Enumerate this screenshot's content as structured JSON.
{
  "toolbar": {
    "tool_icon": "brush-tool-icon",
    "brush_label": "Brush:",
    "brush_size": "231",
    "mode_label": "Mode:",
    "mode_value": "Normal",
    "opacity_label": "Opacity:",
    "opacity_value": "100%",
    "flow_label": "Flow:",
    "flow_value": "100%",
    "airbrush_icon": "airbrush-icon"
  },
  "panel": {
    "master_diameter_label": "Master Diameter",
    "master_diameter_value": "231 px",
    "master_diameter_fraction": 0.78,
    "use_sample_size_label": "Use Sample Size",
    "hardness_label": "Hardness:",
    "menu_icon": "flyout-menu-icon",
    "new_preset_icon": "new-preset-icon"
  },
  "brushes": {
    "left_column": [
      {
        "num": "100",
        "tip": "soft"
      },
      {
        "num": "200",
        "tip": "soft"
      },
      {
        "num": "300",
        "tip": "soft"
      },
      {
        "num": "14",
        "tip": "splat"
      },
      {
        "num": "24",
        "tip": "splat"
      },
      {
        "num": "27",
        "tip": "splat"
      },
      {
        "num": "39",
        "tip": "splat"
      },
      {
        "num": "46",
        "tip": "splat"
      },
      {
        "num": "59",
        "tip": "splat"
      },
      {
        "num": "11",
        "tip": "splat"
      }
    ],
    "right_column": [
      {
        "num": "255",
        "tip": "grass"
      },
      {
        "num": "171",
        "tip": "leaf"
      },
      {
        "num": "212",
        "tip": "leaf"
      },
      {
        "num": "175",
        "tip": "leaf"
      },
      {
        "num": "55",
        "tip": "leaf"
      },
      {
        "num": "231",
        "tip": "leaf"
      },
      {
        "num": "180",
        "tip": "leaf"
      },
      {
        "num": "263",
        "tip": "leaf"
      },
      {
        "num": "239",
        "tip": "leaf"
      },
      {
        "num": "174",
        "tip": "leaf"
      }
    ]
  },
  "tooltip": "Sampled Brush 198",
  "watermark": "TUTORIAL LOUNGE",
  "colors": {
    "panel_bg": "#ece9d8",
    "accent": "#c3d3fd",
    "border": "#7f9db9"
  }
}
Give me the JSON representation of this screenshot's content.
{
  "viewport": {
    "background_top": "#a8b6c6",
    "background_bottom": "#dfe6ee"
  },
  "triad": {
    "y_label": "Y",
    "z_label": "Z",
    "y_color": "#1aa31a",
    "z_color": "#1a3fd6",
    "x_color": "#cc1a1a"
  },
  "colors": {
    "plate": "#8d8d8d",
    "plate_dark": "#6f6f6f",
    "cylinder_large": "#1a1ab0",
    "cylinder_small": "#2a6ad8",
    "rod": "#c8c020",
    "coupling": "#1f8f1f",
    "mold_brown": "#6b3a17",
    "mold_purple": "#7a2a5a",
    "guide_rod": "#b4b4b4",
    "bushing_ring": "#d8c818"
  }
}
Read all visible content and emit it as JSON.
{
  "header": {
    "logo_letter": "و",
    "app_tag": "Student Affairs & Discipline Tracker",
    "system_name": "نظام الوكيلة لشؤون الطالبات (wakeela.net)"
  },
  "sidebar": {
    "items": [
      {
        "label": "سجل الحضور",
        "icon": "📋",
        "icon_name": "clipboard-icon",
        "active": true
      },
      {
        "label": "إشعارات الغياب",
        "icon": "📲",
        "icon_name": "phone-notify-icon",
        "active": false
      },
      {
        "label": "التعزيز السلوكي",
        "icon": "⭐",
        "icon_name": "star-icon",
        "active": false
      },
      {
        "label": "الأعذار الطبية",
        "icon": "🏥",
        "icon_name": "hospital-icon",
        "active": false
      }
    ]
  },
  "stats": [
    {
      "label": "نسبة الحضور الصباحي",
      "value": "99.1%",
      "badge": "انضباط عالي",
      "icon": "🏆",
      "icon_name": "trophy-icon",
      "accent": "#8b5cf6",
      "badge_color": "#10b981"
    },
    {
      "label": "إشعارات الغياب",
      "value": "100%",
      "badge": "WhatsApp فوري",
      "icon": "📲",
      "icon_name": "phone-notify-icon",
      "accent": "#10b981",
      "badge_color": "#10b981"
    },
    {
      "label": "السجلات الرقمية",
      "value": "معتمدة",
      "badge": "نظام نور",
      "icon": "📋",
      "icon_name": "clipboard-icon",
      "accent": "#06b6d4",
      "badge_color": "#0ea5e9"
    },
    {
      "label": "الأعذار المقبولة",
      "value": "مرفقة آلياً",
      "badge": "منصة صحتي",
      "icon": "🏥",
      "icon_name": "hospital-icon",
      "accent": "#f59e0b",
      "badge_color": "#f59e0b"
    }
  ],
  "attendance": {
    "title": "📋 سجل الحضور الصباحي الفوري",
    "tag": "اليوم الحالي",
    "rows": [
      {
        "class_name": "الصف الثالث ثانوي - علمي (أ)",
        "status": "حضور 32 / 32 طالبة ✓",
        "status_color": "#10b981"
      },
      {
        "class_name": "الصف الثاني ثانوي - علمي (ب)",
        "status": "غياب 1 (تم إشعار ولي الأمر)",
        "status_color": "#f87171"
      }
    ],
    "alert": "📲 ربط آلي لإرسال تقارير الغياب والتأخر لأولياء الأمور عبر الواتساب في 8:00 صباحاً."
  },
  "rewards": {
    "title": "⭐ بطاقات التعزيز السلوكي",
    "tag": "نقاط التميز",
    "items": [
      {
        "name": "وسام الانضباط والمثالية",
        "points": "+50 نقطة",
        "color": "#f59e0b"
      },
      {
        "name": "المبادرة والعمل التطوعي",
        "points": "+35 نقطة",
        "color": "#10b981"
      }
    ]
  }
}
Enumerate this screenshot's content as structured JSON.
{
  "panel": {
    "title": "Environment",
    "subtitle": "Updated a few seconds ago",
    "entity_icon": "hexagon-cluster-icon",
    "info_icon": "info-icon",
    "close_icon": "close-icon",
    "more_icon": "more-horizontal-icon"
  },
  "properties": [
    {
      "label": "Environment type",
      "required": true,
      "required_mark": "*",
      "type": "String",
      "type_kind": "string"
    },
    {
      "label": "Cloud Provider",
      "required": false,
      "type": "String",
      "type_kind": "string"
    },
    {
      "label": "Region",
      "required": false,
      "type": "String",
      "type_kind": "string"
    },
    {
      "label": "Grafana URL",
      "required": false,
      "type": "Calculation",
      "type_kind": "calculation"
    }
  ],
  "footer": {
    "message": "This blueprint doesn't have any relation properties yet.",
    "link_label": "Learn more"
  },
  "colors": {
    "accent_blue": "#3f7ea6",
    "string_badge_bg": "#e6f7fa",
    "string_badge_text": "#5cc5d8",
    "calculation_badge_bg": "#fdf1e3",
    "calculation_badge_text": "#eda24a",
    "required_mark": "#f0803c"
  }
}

◇ ◇ ◇ ◇

▶ _What needs to be done_
Go through the records above, find every line with the word "JSON", and list those lines.

▶ _Full answer_
Enumerate this screenshot's content as structured JSON.
Give me the JSON representation of this screenshot's content.
Read all visible content and emit it as JSON.
Enumerate this screenshot's content as structured JSON.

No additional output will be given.